Figure collection entries
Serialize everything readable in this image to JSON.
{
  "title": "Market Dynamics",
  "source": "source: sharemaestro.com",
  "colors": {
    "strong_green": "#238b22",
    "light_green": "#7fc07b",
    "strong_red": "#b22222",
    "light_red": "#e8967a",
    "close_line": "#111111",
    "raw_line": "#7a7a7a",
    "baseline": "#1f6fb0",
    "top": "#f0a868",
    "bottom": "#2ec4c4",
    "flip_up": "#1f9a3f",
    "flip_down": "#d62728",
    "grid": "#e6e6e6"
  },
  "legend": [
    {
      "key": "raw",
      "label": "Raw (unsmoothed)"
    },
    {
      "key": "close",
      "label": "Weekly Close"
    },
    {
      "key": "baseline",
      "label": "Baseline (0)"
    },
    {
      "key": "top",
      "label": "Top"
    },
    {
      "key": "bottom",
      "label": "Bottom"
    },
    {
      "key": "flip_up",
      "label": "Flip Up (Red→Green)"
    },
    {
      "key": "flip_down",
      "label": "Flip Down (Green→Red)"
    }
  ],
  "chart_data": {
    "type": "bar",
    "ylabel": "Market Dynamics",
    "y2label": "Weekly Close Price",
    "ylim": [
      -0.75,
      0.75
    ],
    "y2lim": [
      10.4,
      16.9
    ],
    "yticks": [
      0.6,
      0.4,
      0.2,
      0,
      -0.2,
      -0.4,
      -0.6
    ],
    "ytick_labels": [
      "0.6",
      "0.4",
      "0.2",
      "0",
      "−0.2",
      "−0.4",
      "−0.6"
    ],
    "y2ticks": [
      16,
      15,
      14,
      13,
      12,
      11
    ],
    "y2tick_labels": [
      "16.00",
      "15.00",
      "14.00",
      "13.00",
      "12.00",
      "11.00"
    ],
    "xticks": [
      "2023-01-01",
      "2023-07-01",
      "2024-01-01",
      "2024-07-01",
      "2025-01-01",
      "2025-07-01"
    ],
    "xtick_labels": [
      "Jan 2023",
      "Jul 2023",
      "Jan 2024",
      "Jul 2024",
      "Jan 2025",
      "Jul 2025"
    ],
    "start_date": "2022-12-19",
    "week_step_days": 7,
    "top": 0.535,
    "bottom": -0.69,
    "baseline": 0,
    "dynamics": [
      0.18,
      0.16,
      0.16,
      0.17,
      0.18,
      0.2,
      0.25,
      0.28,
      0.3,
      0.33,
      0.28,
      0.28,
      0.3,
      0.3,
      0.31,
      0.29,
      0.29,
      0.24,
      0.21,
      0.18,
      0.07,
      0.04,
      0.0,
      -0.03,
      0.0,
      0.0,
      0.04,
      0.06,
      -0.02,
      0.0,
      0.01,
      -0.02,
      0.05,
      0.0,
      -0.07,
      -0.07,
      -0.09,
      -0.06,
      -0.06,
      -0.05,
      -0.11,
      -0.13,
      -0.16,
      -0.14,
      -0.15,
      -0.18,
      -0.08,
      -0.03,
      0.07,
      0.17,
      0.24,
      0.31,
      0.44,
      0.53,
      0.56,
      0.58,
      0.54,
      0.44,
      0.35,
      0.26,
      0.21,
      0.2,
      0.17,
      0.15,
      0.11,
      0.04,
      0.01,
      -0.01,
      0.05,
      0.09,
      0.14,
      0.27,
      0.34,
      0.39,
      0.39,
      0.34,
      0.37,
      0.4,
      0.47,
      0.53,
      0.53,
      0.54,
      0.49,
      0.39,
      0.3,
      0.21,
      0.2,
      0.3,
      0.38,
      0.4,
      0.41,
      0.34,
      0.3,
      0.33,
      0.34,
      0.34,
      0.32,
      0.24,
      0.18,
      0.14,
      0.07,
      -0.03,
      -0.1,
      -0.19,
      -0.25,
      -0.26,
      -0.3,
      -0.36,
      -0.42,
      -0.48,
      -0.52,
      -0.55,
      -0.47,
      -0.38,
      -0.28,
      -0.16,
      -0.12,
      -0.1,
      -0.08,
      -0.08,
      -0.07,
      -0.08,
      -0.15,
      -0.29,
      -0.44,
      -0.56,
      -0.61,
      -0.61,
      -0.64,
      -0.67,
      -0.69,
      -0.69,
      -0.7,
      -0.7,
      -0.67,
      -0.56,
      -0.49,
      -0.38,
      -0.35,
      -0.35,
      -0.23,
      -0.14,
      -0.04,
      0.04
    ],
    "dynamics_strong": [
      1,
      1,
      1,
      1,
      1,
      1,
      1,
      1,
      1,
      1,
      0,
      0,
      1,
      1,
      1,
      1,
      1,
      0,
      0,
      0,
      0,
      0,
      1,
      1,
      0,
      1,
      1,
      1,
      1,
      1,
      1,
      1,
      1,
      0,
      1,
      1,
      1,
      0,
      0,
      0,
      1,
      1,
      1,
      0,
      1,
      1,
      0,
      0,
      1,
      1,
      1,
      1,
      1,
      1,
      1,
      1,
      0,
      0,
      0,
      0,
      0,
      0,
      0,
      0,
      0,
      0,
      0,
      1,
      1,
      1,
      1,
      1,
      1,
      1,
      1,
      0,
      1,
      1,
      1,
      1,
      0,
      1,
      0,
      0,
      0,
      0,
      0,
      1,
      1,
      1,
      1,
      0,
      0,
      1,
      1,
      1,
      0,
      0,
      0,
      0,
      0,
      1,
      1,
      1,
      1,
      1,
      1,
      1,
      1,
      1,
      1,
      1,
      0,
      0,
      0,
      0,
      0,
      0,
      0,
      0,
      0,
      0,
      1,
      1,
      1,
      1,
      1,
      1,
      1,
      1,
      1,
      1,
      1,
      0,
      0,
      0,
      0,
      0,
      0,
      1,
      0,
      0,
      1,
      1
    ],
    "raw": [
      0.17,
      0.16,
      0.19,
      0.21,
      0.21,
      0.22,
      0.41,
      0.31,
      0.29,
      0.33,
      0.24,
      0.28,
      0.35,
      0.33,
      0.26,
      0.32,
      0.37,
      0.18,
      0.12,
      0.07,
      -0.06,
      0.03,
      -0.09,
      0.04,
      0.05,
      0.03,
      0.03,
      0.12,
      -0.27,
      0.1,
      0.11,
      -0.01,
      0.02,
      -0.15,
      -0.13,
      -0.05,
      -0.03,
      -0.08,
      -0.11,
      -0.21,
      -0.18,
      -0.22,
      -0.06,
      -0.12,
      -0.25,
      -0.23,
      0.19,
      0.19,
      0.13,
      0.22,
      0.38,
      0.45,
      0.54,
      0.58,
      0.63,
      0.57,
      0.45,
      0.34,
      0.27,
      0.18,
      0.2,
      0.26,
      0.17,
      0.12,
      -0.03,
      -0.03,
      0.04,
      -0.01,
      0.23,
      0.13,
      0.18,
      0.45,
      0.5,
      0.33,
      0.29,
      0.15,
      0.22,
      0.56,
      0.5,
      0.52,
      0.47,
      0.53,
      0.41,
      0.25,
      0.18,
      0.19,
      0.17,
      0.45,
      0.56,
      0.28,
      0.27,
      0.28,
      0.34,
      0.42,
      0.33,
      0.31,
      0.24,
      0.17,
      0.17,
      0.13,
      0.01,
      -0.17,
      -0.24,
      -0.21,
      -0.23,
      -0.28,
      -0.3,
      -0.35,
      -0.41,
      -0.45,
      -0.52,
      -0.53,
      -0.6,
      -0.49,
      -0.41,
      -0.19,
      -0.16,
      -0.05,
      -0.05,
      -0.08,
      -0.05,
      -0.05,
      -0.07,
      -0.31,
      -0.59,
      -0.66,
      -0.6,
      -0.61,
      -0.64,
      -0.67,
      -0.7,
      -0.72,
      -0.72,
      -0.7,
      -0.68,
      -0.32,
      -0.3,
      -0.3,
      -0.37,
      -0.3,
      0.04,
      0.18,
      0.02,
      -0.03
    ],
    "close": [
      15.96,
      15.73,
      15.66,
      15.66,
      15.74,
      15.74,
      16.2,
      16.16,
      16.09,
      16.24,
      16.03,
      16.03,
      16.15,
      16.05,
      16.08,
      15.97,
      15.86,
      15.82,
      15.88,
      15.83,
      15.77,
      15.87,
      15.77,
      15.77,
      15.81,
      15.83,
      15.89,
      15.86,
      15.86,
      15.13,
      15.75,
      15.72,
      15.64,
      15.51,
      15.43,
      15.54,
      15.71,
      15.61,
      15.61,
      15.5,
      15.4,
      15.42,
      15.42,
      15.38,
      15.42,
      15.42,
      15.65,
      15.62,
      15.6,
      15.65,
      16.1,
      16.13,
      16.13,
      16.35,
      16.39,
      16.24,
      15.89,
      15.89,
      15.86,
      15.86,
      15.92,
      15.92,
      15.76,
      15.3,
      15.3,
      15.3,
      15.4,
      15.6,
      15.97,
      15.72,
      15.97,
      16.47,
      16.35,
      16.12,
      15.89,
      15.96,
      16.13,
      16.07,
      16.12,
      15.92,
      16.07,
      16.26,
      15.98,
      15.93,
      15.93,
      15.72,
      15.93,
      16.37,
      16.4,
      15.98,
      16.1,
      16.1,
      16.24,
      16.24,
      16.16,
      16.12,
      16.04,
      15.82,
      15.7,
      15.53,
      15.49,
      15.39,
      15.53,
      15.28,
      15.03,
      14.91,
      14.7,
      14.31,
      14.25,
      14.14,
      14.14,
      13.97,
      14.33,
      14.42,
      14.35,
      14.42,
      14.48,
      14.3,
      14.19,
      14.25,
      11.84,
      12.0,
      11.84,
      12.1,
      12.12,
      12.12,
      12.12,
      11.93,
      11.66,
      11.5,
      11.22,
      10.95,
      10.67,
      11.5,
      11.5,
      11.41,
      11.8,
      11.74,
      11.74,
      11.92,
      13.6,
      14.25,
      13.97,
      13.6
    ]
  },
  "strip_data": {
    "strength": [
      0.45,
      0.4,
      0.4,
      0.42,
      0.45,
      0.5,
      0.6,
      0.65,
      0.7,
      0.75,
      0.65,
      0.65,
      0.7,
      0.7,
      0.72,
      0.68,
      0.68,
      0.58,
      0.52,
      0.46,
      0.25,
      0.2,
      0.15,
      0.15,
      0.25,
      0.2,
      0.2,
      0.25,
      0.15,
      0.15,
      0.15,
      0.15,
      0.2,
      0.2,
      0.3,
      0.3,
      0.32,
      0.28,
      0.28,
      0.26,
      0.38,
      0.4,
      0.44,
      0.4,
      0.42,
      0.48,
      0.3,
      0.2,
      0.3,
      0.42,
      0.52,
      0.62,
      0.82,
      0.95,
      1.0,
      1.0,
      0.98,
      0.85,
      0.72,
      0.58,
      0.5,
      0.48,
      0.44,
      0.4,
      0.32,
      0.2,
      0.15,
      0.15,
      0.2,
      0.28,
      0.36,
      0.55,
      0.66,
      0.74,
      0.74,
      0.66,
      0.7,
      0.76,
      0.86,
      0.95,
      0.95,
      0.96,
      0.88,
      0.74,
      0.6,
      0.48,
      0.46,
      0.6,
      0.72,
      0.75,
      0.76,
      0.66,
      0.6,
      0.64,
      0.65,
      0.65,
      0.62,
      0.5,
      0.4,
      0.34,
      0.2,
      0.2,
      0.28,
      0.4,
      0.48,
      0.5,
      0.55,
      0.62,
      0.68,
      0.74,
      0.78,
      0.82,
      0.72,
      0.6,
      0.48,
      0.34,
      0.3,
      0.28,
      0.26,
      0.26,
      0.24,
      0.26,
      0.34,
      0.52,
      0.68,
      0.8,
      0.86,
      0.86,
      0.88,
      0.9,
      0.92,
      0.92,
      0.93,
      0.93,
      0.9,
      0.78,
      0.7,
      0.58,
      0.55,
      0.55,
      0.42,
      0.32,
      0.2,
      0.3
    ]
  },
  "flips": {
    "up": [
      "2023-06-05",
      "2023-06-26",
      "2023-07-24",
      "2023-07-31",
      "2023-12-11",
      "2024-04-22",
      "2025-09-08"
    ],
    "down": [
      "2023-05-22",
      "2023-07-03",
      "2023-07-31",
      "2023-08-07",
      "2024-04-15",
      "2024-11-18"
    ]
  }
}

• What to work on
State only the count of lines above that hold the string "Weekly".

• Response to this exercise
2